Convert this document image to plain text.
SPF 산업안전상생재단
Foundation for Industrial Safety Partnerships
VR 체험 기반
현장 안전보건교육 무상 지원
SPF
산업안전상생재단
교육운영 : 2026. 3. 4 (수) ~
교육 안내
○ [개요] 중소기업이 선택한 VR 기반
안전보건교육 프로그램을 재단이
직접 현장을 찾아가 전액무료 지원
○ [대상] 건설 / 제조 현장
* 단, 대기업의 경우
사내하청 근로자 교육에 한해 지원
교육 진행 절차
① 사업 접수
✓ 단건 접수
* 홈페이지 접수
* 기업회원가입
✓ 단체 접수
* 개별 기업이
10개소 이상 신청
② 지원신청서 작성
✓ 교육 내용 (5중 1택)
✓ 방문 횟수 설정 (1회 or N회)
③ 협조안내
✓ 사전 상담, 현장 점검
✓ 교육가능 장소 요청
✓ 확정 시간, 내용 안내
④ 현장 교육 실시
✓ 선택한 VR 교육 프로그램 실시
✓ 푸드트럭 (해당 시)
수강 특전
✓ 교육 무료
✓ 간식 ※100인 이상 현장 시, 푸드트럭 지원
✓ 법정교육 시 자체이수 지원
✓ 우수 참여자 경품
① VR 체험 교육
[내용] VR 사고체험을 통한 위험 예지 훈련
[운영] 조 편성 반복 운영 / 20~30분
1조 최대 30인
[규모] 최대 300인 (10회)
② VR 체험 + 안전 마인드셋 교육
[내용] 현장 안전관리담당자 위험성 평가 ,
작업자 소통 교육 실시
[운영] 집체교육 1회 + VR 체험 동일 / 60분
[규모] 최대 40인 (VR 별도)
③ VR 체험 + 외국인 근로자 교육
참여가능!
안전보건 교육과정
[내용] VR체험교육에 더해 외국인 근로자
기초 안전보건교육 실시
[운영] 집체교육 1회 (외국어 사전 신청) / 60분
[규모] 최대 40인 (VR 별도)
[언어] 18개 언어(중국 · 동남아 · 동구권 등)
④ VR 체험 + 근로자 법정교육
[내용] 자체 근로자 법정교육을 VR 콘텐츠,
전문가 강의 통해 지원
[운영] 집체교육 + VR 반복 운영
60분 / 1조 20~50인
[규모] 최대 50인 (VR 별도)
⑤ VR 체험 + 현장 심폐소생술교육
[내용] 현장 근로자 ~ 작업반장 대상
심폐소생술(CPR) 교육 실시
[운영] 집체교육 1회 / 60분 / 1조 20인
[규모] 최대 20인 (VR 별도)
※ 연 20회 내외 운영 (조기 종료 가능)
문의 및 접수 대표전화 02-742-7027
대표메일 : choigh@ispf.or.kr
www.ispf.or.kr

=====

Task instructions →
Return all the data above once more, precisely as given.

Result →
Convert this document image to plain text.
SPF 산업안전상생재단
Foundation for Industrial Safety Partnerships
VR 체험 기반
현장 안전보건교육 무상 지원
SPF
산업안전상생재단
교육운영 : 2026. 3. 4 (수) ~
교육 안내
○ [개요] 중소기업이 선택한 VR 기반
안전보건교육 프로그램을 재단이
직접 현장을 찾아가 전액무료 지원
○ [대상] 건설 / 제조 현장
* 단, 대기업의 경우
사내하청 근로자 교육에 한해 지원
교육 진행 절차
① 사업 접수
✓ 단건 접수
* 홈페이지 접수
* 기업회원가입
✓ 단체 접수
* 개별 기업이
10개소 이상 신청
② 지원신청서 작성
✓ 교육 내용 (5중 1택)
✓ 방문 횟수 설정 (1회 or N회)
③ 협조안내
✓ 사전 상담, 현장 점검
✓ 교육가능 장소 요청
✓ 확정 시간, 내용 안내
④ 현장 교육 실시
✓ 선택한 VR 교육 프로그램 실시
✓ 푸드트럭 (해당 시)
수강 특전
✓ 교육 무료
✓ 간식 ※100인 이상 현장 시, 푸드트럭 지원
✓ 법정교육 시 자체이수 지원
✓ 우수 참여자 경품
① VR 체험 교육
[내용] VR 사고체험을 통한 위험 예지 훈련
[운영] 조 편성 반복 운영 / 20~30분
1조 최대 30인
[규모] 최대 300인 (10회)
② VR 체험 + 안전 마인드셋 교육
[내용] 현장 안전관리담당자 위험성 평가 ,
작업자 소통 교육 실시
[운영] 집체교육 1회 + VR 체험 동일 / 60분
[규모] 최대 40인 (VR 별도)
③ VR 체험 + 외국인 근로자 교육
참여가능!
안전보건 교육과정
[내용] VR체험교육에 더해 외국인 근로자
기초 안전보건교육 실시
[운영] 집체교육 1회 (외국어 사전 신청) / 60분
[규모] 최대 40인 (VR 별도)
[언어] 18개 언어(중국 · 동남아 · 동구권 등)
④ VR 체험 + 근로자 법정교육
[내용] 자체 근로자 법정교육을 VR 콘텐츠,
전문가 강의 통해 지원
[운영] 집체교육 + VR 반복 운영
60분 / 1조 20~50인
[규모] 최대 50인 (VR 별도)
⑤ VR 체험 + 현장 심폐소생술교육
[내용] 현장 근로자 ~ 작업반장 대상
심폐소생술(CPR) 교육 실시
[운영] 집체교육 1회 / 60분 / 1조 20인
[규모] 최대 20인 (VR 별도)
※ 연 20회 내외 운영 (조기 종료 가능)
문의 및 접수 대표전화 02-742-7027
대표메일 : choigh@ispf.or.kr
www.ispf.or.kr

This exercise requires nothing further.